Exercise brief:
Wherever a line in the data below holds "Wales", copy that line.

Records:
* BEGIN *
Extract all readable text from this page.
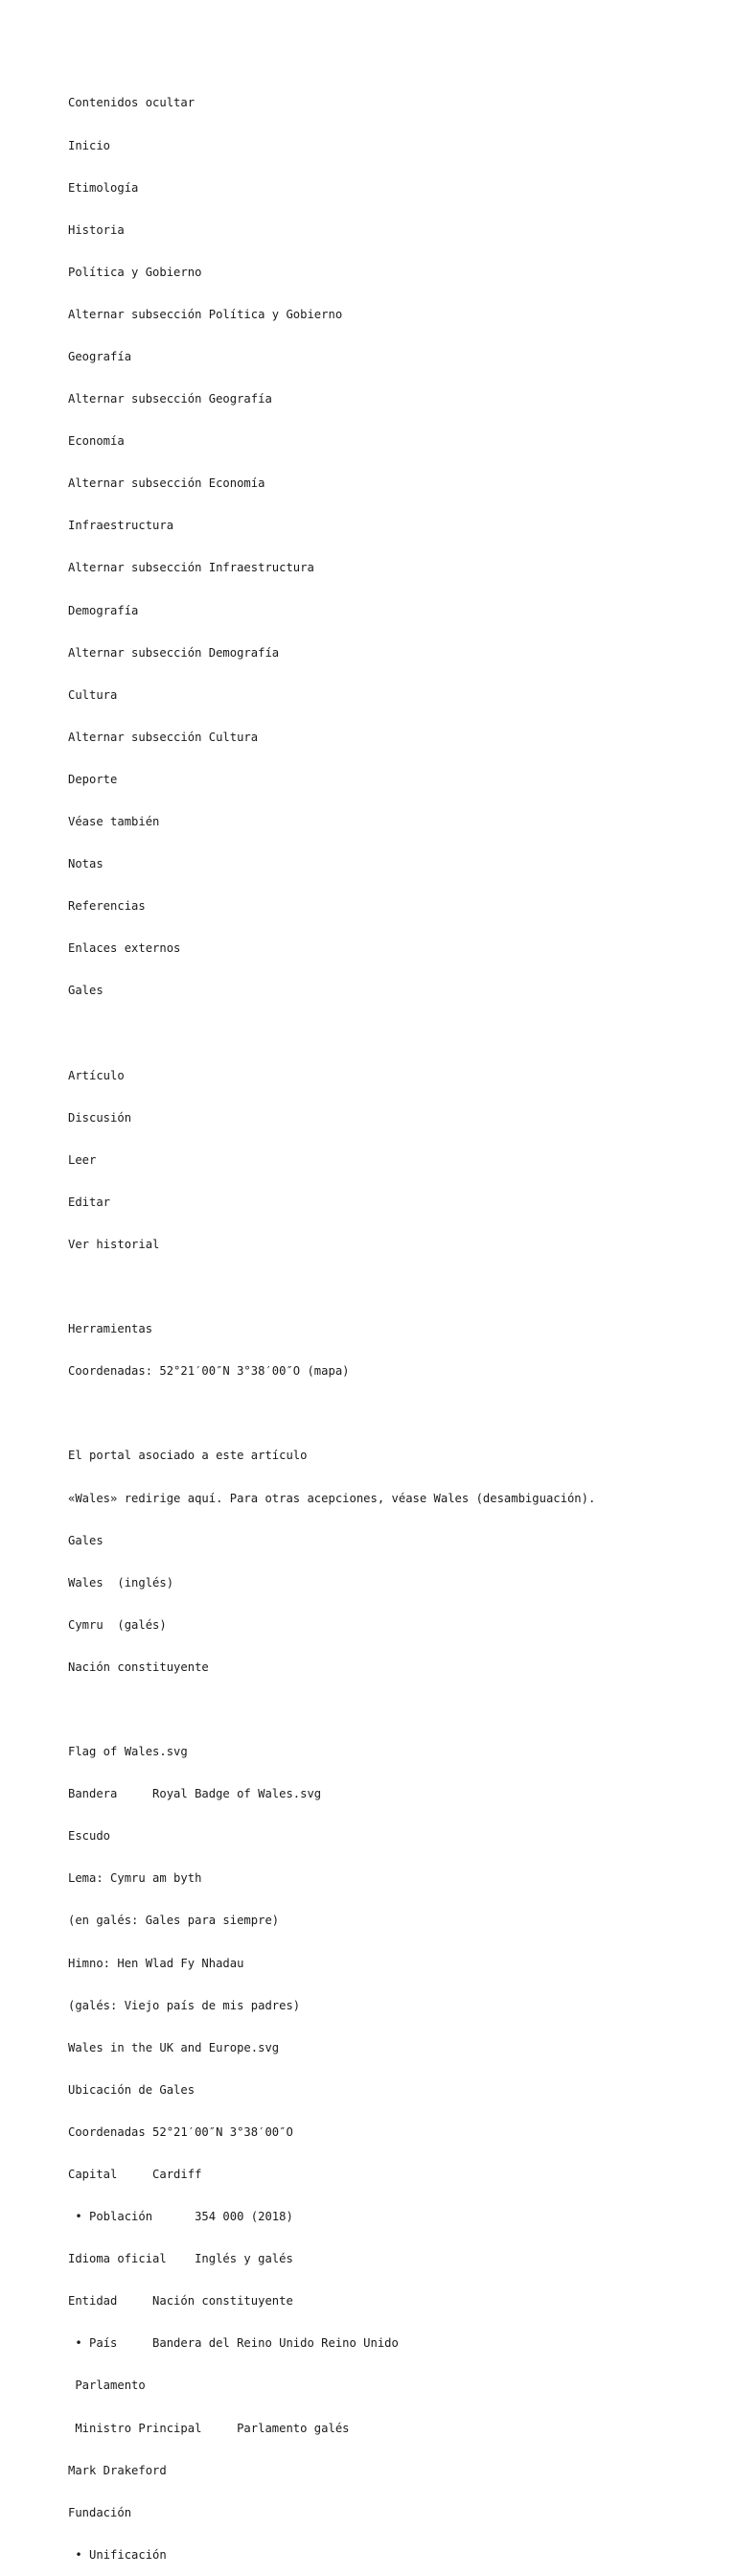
Contenidos ocultar

Inicio

Etimología

Historia

Política y Gobierno

Alternar subsección Política y Gobierno

Geografía

Alternar subsección Geografía

Economía

Alternar subsección Economía

Infraestructura

Alternar subsección Infraestructura

Demografía

Alternar subsección Demografía

Cultura

Alternar subsección Cultura

Deporte

Véase también

Notas

Referencias

Enlaces externos

Gales

Artículo

Discusión

Leer

Editar

Ver historial

Herramientas

Coordenadas: 52°21′00″N 3°38′00″O (mapa)

El portal asociado a este artículo

«Wales» redirige aquí. Para otras acepciones, véase Wales (desambiguación).

Gales

Wales  (inglés)

Cymru  (galés)

Nación constituyente

Flag of Wales.svg

Bandera     Royal Badge of Wales.svg

Escudo

Lema: Cymru am byth

(en galés: Gales para siempre)

Himno: Hen Wlad Fy Nhadau

(galés: Viejo país de mis padres)

Wales in the UK and Europe.svg

Ubicación de Gales

Coordenadas 52°21′00″N 3°38′00″O

Capital     Cardiff

• Población      354 000 (2018)

Idioma oficial    Inglés y galés

Entidad     Nación constituyente

• País     Bandera del Reino Unido Reino Unido

Parlamento

Ministro Principal     Parlamento galés

Mark Drakeford

Fundación

• Unificación
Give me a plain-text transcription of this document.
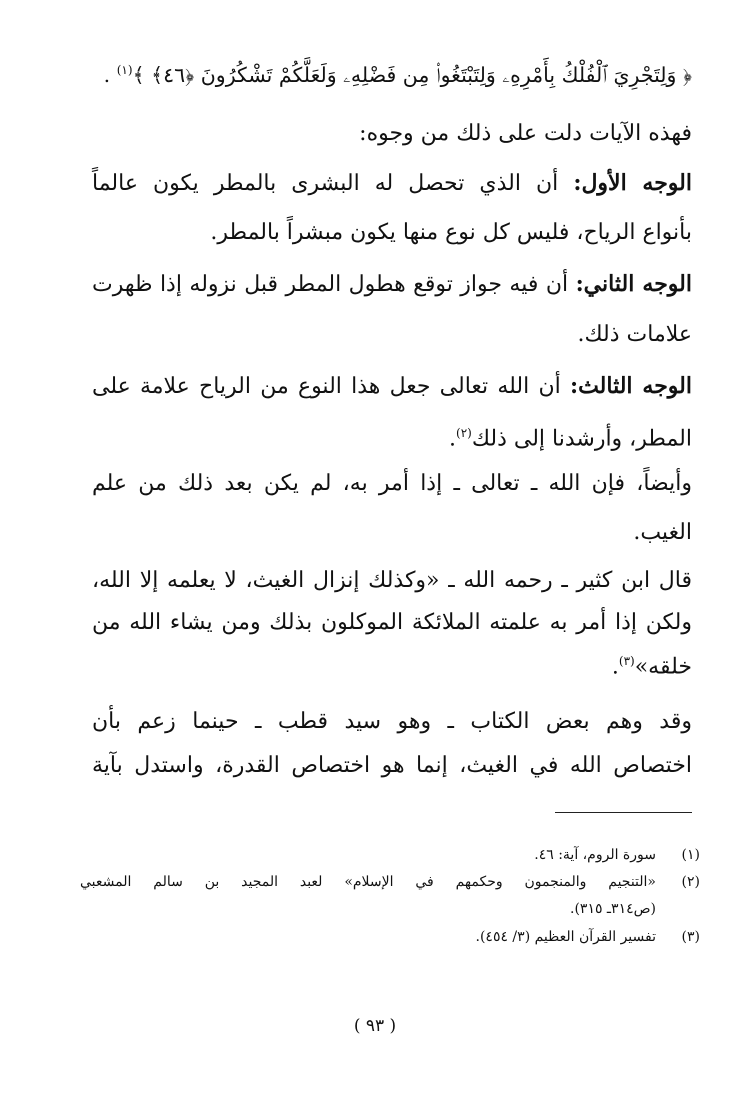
﴿ وَلِتَجْرِيَ ٱلْفُلْكُ بِأَمْرِهِۦ وَلِتَبْتَغُوا۟ مِن فَضْلِهِۦ وَلَعَلَّكُمْ تَشْكُرُونَ ﴿٤٦﴾ ﴾$^{(١)}$ .
فهذه الآيات دلت على ذلك من وجوه:
الوجه الأول: أن الذي تحصل له البشرى بالمطر يكون عالماً
بأنواع الرياح، فليس كل نوع منها يكون مبشراً بالمطر.
الوجه الثاني: أن فيه جواز توقع هطول المطر قبل نزوله إذا ظهرت
علامات ذلك.
الوجه الثالث: أن الله تعالى جعل هذا النوع من الرياح علامة على
المطر، وأرشدنا إلى ذلك$^{(٢)}$.
وأيضاً، فإن الله ـ تعالى ـ إذا أمر به، لم يكن بعد ذلك من علم
الغيب.
قال ابن كثير ـ رحمه الله ـ «وكذلك إنزال الغيث، لا يعلمه إلا الله،
ولكن إذا أمر به علمته الملائكة الموكلون بذلك ومن يشاء الله من
خلقه»$^{(٣)}$.
وقد وهم بعض الكتاب ـ وهو سيد قطب ـ حينما زعم بأن
اختصاص الله في الغيث، إنما هو اختصاص القدرة، واستدل بآية
(١)
سورة الروم، آية: ٤٦.
(٢)
«التنجيم والمنجمون وحكمهم في الإسلام» لعبد المجيد بن سالم المشعبي
(ص٣١٤ـ ٣١٥).
(٣)
تفسير القرآن العظيم (٣/ ٤٥٤).
( ٩٣ )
* END *
Correct response:
«Wales» redirige aquí. Para otras acepciones, véase Wales (desambiguación).
Wales  (inglés)
Flag of Wales.svg
Bandera     Royal Badge of Wales.svg
Wales in the UK and Europe.svg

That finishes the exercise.